Stored records:
((

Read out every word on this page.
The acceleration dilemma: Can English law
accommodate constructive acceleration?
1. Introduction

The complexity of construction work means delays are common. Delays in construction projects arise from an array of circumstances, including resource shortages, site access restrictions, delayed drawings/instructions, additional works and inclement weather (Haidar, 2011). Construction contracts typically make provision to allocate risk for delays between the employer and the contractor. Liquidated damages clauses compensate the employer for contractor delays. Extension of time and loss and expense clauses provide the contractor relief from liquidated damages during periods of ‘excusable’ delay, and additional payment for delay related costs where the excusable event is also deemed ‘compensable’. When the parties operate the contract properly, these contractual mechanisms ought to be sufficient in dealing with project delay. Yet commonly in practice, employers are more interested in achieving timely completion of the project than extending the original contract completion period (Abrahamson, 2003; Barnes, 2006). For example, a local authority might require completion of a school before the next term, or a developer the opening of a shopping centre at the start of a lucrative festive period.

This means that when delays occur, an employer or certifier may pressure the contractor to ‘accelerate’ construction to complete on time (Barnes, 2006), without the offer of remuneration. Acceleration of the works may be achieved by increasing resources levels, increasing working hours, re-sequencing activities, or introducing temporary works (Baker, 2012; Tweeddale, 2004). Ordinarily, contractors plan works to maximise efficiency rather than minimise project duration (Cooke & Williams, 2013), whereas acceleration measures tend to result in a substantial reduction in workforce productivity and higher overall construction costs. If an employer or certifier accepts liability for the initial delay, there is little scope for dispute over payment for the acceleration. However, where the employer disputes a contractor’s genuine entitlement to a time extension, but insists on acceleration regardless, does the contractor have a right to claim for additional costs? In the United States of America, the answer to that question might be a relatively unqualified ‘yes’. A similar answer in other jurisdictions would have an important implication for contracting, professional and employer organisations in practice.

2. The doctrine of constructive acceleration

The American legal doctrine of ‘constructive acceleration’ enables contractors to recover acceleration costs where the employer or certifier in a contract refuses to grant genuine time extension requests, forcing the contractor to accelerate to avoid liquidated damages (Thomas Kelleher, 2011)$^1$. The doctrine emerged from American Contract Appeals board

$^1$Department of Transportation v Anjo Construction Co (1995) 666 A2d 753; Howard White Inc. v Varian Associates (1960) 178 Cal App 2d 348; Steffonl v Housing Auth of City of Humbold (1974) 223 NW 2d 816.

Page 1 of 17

))

Read the entries and pick out all lines that include the word "acceleration".

— OUTPUT FOR THIS EXERCISE —
The acceleration dilemma: Can English law
accommodate constructive acceleration?
This means that when delays occur, an employer or certifier may pressure the contractor to ‘accelerate’ construction to complete on time (Barnes, 2006), without the offer of remuneration. Acceleration of the works may be achieved by increasing resources levels, increasing working hours, re-sequencing activities, or introducing temporary works (Baker, 2012; Tweeddale, 2004). Ordinarily, contractors plan works to maximise efficiency rather than minimise project duration (Cooke & Williams, 2013), whereas acceleration measures tend to result in a substantial reduction in workforce productivity and higher overall construction costs. If an employer or certifier accepts liability for the initial delay, there is little scope for dispute over payment for the acceleration. However, where the employer disputes a contractor’s genuine entitlement to a time extension, but insists on acceleration regardless, does the contractor have a right to claim for additional costs? In the United States of America, the answer to that question might be a relatively unqualified ‘yes’. A similar answer in other jurisdictions would have an important implication for contracting, professional and employer organisations in practice.
2. The doctrine of constructive acceleration
The American legal doctrine of ‘constructive acceleration’ enables contractors to recover acceleration costs where the employer or certifier in a contract refuses to grant genuine time extension requests, forcing the contractor to accelerate to avoid liquidated damages (Thomas Kelleher, 2011)$^1$. The doctrine emerged from American Contract Appeals board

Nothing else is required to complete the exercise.